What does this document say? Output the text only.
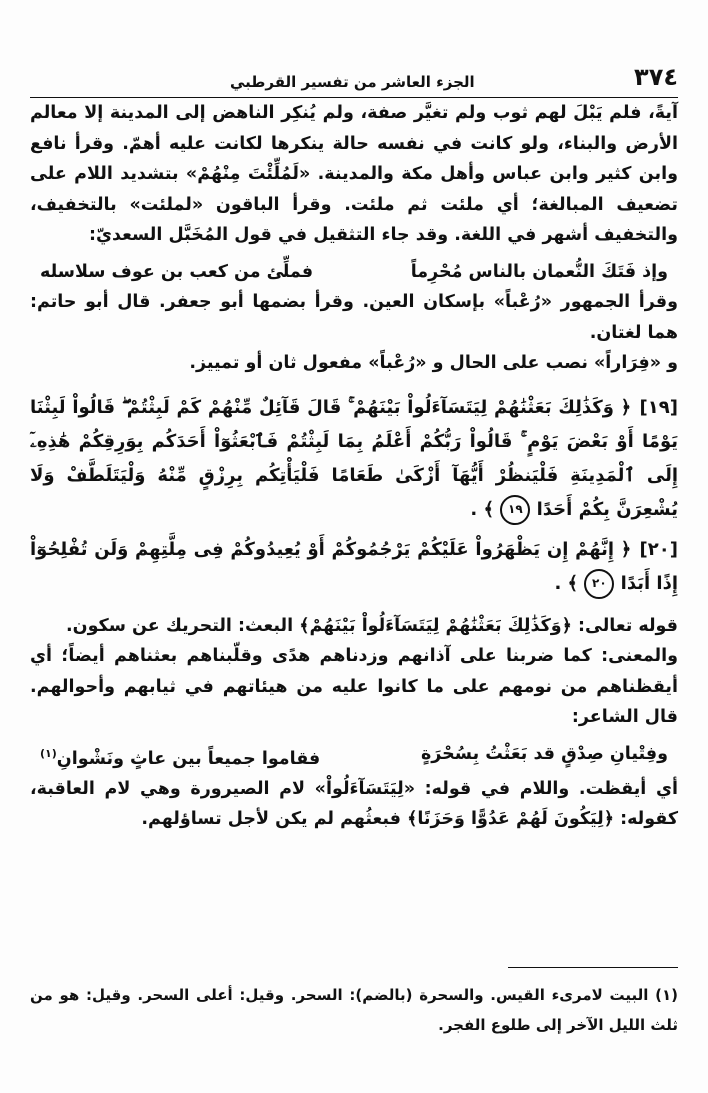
٣٧٤
الجزء العاشر من تفسير القرطبي

آيةً، فلم يَبْلَ لهم ثوب ولم تغيَّر صفة، ولم يُنكِر الناهض إلى المدينة إلا معالم الأرض والبناء، ولو كانت في نفسه حالة ينكرها لكانت عليه أهمّ. وقرأ نافع وابن كثير وابن عباس وأهل مكة والمدينة. «لَمُلِّئْتَ مِنْهُمْ» بتشديد اللام على تضعيف المبالغة؛ أي ملئت ثم ملئت. وقرأ الباقون «لملئت» بالتخفيف، والتخفيف أشهر في اللغة. وقد جاء التثقيل في قول المُخَبَّل السعديّ:

وإذ فَتَكَ النُّعمان بالناس مُحْرِماً
فملِّئ من كعب بن عوف سلاسله

وقرأ الجمهور «رُعْباً» بإسكان العين. وقرأ بضمها أبو جعفر. قال أبو حاتم: هما لغتان.

و «فِرَاراً» نصب على الحال و «رُعْباً» مفعول ثان أو تمييز.

[١٩] ﴿ وَكَذَٰلِكَ بَعَثْنَٰهُمْ لِيَتَسَآءَلُواْ بَيْنَهُمْ ۚ قَالَ قَآئِلٌ مِّنْهُمْ كَمْ لَبِثْتُمْ ۖ قَالُواْ لَبِثْنَا يَوْمًا أَوْ بَعْضَ يَوْمٍ ۚ قَالُواْ رَبُّكُمْ أَعْلَمُ بِمَا لَبِثْتُمْ فَٱبْعَثُوٓاْ أَحَدَكُم بِوَرِقِكُمْ هَٰذِهِۦٓ إِلَى ٱلْمَدِينَةِ فَلْيَنظُرْ أَيُّهَآ أَزْكَىٰ طَعَامًا فَلْيَأْتِكُم بِرِزْقٍ مِّنْهُ وَلْيَتَلَطَّفْ وَلَا يُشْعِرَنَّ بِكُمْ أَحَدًا ١٩ ﴾ .
[٢٠] ﴿ إِنَّهُمْ إِن يَظْهَرُواْ عَلَيْكُمْ يَرْجُمُوكُمْ أَوْ يُعِيدُوكُمْ فِى مِلَّتِهِمْ وَلَن تُفْلِحُوٓاْ إِذًا أَبَدًا ٢٠ ﴾ .

قوله تعالى: ﴿وَكَذَٰلِكَ بَعَثْنَٰهُمْ لِيَتَسَآءَلُواْ بَيْنَهُمْ﴾ البعث: التحريك عن سكون.

والمعنى: كما ضربنا على آذانهم وزدناهم هدًى وقلّبناهم بعثناهم أيضاً؛ أي أيقظناهم من نومهم على ما كانوا عليه من هيئاتهم في ثيابهم وأحوالهم. قال الشاعر:

وفِتْيانِ صِدْقٍ قد بَعَثْتُ بِسُحْرَةٍ
فقاموا جميعاً بين عاثٍ ونَشْوانِ$^{(١)}$

أي أيقظت. واللام في قوله: «لِيَتَسَآءَلُواْ» لام الصيرورة وهي لام العاقبة، كقوله: ﴿لِيَكُونَ لَهُمْ عَدُوًّا وَحَزَنًا﴾ فبعثُهم لم يكن لأجل تساؤلهم.

(١) البيت لامرىء القيس. والسحرة (بالضم): السحر. وقيل: أعلى السحر. وقيل: هو من ثلث الليل الآخر إلى طلوع الفجر.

### Requirement
Return only the number of lines in the data above that include the word "وقرأ".

### Result of this exercise
2